[Available records]

------------

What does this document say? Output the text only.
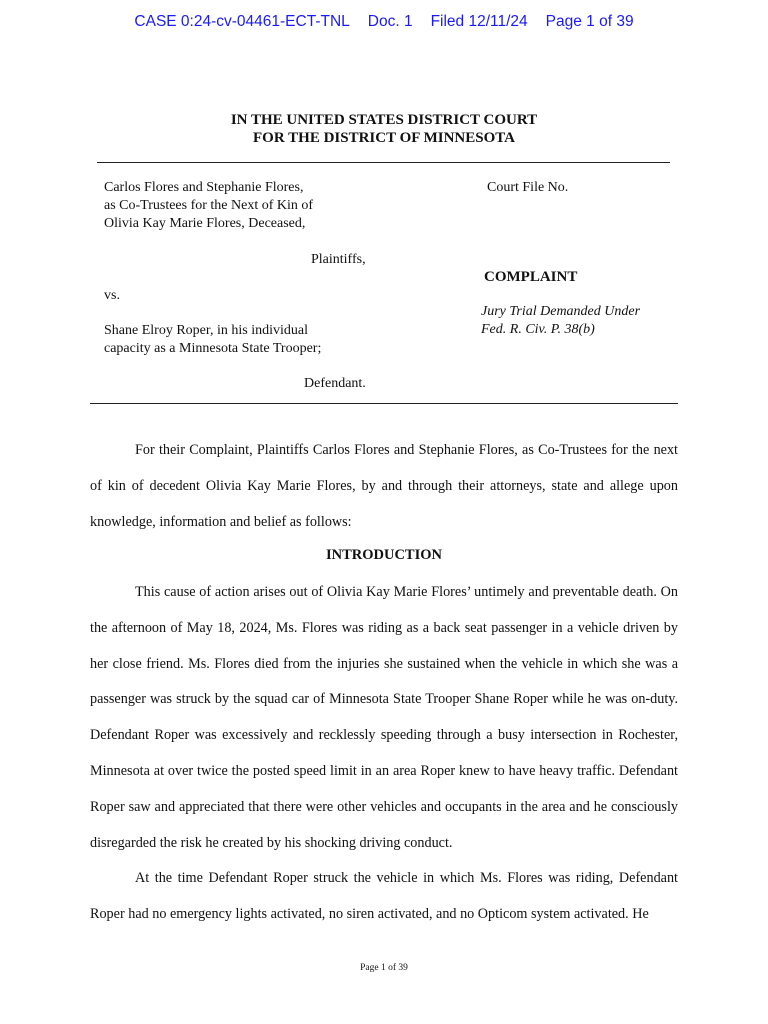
CASE 0:24-cv-04461-ECT-TNL Doc. 1 Filed 12/11/24 Page 1 of 39
IN THE UNITED STATES DISTRICT COURT
FOR THE DISTRICT OF MINNESOTA
Carlos Flores and Stephanie Flores,
as Co-Trustees for the Next of Kin of
Olivia Kay Marie Flores, Deceased,
Plaintiffs,
vs.
Shane Elroy Roper, in his individual
capacity as a Minnesota State Trooper;
Defendant.
Court File No.
COMPLAINT
Jury Trial Demanded Under
Fed. R. Civ. P. 38(b)

For their Complaint, Plaintiffs Carlos Flores and Stephanie Flores, as Co-Trustees for the next of kin of decedent Olivia Kay Marie Flores, by and through their attorneys, state and allege upon knowledge, information and belief as follows:

INTRODUCTION

This cause of action arises out of Olivia Kay Marie Flores’ untimely and preventable death. On the afternoon of May 18, 2024, Ms. Flores was riding as a back seat passenger in a vehicle driven by her close friend. Ms. Flores died from the injuries she sustained when the vehicle in which she was a passenger was struck by the squad car of Minnesota State Trooper Shane Roper while he was on-duty. Defendant Roper was excessively and recklessly speeding through a busy intersection in Rochester, Minnesota at over twice the posted speed limit in an area Roper knew to have heavy traffic. Defendant Roper saw and appreciated that there were other vehicles and occupants in the area and he consciously disregarded the risk he created by his shocking driving conduct.

At the time Defendant Roper struck the vehicle in which Ms. Flores was riding, Defendant Roper had no emergency lights activated, no siren activated, and no Opticom system activated. He

Page 1 of 39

------------

[Exercise goal] Output all of the records exactly as they appear above, but not the pictures.

[Solution below]
What does this document say? Output the text only.
CASE 0:24-cv-04461-ECT-TNL Doc. 1 Filed 12/11/24 Page 1 of 39
IN THE UNITED STATES DISTRICT COURT
FOR THE DISTRICT OF MINNESOTA
Carlos Flores and Stephanie Flores,
as Co-Trustees for the Next of Kin of
Olivia Kay Marie Flores, Deceased,
Plaintiffs,
vs.
Shane Elroy Roper, in his individual
capacity as a Minnesota State Trooper;
Defendant.
Court File No.
COMPLAINT
Jury Trial Demanded Under
Fed. R. Civ. P. 38(b)

For their Complaint, Plaintiffs Carlos Flores and Stephanie Flores, as Co-Trustees for the next of kin of decedent Olivia Kay Marie Flores, by and through their attorneys, state and allege upon knowledge, information and belief as follows:

INTRODUCTION

This cause of action arises out of Olivia Kay Marie Flores’ untimely and preventable death. On the afternoon of May 18, 2024, Ms. Flores was riding as a back seat passenger in a vehicle driven by her close friend. Ms. Flores died from the injuries she sustained when the vehicle in which she was a passenger was struck by the squad car of Minnesota State Trooper Shane Roper while he was on-duty. Defendant Roper was excessively and recklessly speeding through a busy intersection in Rochester, Minnesota at over twice the posted speed limit in an area Roper knew to have heavy traffic. Defendant Roper saw and appreciated that there were other vehicles and occupants in the area and he consciously disregarded the risk he created by his shocking driving conduct.

At the time Defendant Roper struck the vehicle in which Ms. Flores was riding, Defendant Roper had no emergency lights activated, no siren activated, and no Opticom system activated. He

Page 1 of 39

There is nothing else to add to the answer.